>>>>>
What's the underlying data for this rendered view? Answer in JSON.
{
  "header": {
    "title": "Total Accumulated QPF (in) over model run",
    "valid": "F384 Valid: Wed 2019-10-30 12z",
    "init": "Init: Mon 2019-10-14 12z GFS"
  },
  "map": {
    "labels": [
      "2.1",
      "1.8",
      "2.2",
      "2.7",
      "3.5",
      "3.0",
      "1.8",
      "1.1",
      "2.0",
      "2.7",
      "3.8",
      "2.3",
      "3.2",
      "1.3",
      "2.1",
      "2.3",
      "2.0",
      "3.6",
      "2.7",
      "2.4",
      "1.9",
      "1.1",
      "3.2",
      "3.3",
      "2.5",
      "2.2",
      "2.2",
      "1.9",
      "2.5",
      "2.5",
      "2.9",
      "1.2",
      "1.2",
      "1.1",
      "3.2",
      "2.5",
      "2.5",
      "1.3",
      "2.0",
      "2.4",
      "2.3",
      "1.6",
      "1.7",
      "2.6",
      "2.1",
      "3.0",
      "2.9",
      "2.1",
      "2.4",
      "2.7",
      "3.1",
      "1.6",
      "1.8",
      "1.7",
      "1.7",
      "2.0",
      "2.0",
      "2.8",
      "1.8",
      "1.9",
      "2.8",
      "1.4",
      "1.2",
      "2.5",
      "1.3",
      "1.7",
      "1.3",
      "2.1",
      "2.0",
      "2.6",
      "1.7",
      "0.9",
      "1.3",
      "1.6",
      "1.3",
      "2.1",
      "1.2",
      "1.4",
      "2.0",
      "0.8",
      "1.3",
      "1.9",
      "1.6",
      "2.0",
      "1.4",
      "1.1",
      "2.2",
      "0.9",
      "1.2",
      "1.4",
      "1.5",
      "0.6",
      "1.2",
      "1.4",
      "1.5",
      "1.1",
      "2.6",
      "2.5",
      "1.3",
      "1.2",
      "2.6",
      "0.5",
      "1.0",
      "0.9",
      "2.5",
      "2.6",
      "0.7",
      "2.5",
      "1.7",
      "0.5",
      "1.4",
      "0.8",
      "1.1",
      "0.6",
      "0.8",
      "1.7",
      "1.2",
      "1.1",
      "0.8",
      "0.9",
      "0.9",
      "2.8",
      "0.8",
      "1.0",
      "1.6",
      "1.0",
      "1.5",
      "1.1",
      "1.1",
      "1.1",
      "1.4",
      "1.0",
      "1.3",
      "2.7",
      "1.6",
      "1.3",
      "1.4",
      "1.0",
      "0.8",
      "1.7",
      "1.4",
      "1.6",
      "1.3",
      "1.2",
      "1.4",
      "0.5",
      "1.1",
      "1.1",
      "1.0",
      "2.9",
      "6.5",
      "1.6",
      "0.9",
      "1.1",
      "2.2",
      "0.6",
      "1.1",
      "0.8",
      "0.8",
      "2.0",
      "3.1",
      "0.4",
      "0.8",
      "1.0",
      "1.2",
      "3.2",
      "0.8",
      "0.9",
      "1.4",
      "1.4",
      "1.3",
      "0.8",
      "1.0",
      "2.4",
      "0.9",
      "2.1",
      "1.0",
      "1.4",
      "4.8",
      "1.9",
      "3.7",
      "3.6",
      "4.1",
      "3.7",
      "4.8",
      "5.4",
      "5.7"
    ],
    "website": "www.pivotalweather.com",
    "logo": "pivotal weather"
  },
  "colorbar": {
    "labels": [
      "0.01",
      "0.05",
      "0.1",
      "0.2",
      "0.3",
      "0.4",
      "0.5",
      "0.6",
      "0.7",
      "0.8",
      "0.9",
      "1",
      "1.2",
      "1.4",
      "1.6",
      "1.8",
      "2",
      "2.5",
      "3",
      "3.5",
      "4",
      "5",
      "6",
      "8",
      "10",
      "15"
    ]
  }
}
<<<<<
WORK TO BE COMPLETED =>
Set all of the entries down again, exactly as they were given.

RESULT =>
What's the underlying data for this rendered view? Answer in JSON.
{
  "header": {
    "title": "Total Accumulated QPF (in) over model run",
    "valid": "F384 Valid: Wed 2019-10-30 12z",
    "init": "Init: Mon 2019-10-14 12z GFS"
  },
  "map": {
    "labels": [
      "2.1",
      "1.8",
      "2.2",
      "2.7",
      "3.5",
      "3.0",
      "1.8",
      "1.1",
      "2.0",
      "2.7",
      "3.8",
      "2.3",
      "3.2",
      "1.3",
      "2.1",
      "2.3",
      "2.0",
      "3.6",
      "2.7",
      "2.4",
      "1.9",
      "1.1",
      "3.2",
      "3.3",
      "2.5",
      "2.2",
      "2.2",
      "1.9",
      "2.5",
      "2.5",
      "2.9",
      "1.2",
      "1.2",
      "1.1",
      "3.2",
      "2.5",
      "2.5",
      "1.3",
      "2.0",
      "2.4",
      "2.3",
      "1.6",
      "1.7",
      "2.6",
      "2.1",
      "3.0",
      "2.9",
      "2.1",
      "2.4",
      "2.7",
      "3.1",
      "1.6",
      "1.8",
      "1.7",
      "1.7",
      "2.0",
      "2.0",
      "2.8",
      "1.8",
      "1.9",
      "2.8",
      "1.4",
      "1.2",
      "2.5",
      "1.3",
      "1.7",
      "1.3",
      "2.1",
      "2.0",
      "2.6",
      "1.7",
      "0.9",
      "1.3",
      "1.6",
      "1.3",
      "2.1",
      "1.2",
      "1.4",
      "2.0",
      "0.8",
      "1.3",
      "1.9",
      "1.6",
      "2.0",
      "1.4",
      "1.1",
      "2.2",
      "0.9",
      "1.2",
      "1.4",
      "1.5",
      "0.6",
      "1.2",
      "1.4",
      "1.5",
      "1.1",
      "2.6",
      "2.5",
      "1.3",
      "1.2",
      "2.6",
      "0.5",
      "1.0",
      "0.9",
      "2.5",
      "2.6",
      "0.7",
      "2.5",
      "1.7",
      "0.5",
      "1.4",
      "0.8",
      "1.1",
      "0.6",
      "0.8",
      "1.7",
      "1.2",
      "1.1",
      "0.8",
      "0.9",
      "0.9",
      "2.8",
      "0.8",
      "1.0",
      "1.6",
      "1.0",
      "1.5",
      "1.1",
      "1.1",
      "1.1",
      "1.4",
      "1.0",
      "1.3",
      "2.7",
      "1.6",
      "1.3",
      "1.4",
      "1.0",
      "0.8",
      "1.7",
      "1.4",
      "1.6",
      "1.3",
      "1.2",
      "1.4",
      "0.5",
      "1.1",
      "1.1",
      "1.0",
      "2.9",
      "6.5",
      "1.6",
      "0.9",
      "1.1",
      "2.2",
      "0.6",
      "1.1",
      "0.8",
      "0.8",
      "2.0",
      "3.1",
      "0.4",
      "0.8",
      "1.0",
      "1.2",
      "3.2",
      "0.8",
      "0.9",
      "1.4",
      "1.4",
      "1.3",
      "0.8",
      "1.0",
      "2.4",
      "0.9",
      "2.1",
      "1.0",
      "1.4",
      "4.8",
      "1.9",
      "3.7",
      "3.6",
      "4.1",
      "3.7",
      "4.8",
      "5.4",
      "5.7"
    ],
    "website": "www.pivotalweather.com",
    "logo": "pivotal weather"
  },
  "colorbar": {
    "labels": [
      "0.01",
      "0.05",
      "0.1",
      "0.2",
      "0.3",
      "0.4",
      "0.5",
      "0.6",
      "0.7",
      "0.8",
      "0.9",
      "1",
      "1.2",
      "1.4",
      "1.6",
      "1.8",
      "2",
      "2.5",
      "3",
      "3.5",
      "4",
      "5",
      "6",
      "8",
      "10",
      "15"
    ]
  }
}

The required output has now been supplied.